### To be done
Only a number is expected: how many lines in the data below contain the word "wrench".

[START]

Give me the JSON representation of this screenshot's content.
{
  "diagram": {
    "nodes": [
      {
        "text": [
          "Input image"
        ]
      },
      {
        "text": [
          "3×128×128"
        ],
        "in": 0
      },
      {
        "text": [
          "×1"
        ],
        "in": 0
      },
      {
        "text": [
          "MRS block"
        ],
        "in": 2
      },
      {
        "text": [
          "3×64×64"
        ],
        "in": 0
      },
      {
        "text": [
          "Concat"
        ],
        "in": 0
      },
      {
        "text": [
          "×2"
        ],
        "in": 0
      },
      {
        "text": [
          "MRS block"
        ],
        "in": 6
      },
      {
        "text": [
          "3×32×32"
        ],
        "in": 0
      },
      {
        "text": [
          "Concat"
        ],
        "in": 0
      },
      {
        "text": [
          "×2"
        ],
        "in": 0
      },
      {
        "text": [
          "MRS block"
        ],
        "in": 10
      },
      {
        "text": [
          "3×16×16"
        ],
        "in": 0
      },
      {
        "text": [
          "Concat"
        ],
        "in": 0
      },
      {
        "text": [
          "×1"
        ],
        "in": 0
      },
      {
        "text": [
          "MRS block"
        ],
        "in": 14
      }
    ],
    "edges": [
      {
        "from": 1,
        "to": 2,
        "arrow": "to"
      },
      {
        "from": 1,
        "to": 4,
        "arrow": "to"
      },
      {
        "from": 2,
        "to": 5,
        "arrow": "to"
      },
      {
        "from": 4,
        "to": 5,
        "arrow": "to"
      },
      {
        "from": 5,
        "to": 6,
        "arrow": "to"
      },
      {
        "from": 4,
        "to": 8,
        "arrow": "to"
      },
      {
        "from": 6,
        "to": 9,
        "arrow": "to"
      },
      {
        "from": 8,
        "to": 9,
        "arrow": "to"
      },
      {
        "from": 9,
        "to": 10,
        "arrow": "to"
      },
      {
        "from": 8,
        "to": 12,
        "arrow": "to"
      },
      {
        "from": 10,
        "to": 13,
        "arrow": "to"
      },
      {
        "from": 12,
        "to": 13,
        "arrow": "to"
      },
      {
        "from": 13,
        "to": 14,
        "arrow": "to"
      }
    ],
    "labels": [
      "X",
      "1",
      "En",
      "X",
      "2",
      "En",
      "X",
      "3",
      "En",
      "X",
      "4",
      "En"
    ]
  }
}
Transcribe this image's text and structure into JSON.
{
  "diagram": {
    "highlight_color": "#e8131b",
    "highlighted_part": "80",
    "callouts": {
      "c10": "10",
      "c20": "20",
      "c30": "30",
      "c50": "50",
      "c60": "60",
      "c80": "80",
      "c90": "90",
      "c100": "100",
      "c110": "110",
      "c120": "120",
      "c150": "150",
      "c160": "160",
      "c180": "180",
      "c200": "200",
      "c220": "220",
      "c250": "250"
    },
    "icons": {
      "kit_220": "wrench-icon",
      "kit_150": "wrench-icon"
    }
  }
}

[END]

### Reply to the exercise
2